WHAT YOU NEED TO DO:
For this exercise, copy out each line of the material below that includes "title".

## START EXERCISE MATERIALS

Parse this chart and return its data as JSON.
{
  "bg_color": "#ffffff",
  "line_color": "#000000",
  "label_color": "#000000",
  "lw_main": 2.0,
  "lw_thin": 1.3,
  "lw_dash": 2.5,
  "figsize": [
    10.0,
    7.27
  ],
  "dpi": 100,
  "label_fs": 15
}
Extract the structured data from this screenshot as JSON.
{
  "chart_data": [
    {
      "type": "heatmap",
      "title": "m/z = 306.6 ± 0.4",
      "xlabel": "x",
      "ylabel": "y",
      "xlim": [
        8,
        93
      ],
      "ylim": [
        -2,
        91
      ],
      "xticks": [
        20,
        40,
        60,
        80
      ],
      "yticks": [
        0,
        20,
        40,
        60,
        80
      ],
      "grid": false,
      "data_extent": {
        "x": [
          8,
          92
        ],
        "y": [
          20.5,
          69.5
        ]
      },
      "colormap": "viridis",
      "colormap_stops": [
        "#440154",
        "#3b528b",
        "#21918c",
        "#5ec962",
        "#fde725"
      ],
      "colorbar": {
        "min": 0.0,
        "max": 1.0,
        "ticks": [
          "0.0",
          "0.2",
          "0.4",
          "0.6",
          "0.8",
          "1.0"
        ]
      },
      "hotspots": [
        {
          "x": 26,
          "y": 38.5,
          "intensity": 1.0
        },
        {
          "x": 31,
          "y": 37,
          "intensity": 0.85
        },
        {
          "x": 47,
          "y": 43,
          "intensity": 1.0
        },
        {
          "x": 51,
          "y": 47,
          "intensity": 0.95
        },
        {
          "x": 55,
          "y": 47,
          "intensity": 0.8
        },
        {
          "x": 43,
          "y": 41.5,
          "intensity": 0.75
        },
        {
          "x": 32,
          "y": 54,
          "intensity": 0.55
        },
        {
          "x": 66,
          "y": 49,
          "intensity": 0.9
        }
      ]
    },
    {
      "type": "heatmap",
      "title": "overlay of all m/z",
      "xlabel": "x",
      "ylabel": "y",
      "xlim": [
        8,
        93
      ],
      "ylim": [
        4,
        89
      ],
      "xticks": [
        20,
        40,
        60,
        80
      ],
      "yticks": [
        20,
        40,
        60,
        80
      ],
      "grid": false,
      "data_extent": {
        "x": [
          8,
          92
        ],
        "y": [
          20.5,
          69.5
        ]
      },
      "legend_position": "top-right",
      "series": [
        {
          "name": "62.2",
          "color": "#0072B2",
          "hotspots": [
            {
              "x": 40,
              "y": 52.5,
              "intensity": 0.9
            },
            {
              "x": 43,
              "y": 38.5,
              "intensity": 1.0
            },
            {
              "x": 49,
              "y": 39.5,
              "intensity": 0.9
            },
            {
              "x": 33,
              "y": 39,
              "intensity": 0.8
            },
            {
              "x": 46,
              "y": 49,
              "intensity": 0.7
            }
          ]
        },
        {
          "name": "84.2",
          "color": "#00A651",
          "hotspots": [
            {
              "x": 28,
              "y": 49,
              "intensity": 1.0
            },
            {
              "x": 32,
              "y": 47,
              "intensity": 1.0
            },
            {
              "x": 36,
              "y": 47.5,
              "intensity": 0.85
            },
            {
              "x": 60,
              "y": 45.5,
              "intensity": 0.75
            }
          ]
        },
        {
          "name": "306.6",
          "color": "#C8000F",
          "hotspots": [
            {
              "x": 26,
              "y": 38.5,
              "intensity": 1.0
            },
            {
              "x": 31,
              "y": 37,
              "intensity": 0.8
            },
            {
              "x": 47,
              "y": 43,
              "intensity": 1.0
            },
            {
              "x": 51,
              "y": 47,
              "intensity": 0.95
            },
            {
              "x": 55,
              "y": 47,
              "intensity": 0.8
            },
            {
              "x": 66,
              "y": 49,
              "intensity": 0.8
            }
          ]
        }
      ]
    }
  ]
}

## END EXERCISE MATERIALS

EXERCISE RESPONSE:
      "title": "m/z = 306.6 ± 0.4",
      "title": "overlay of all m/z",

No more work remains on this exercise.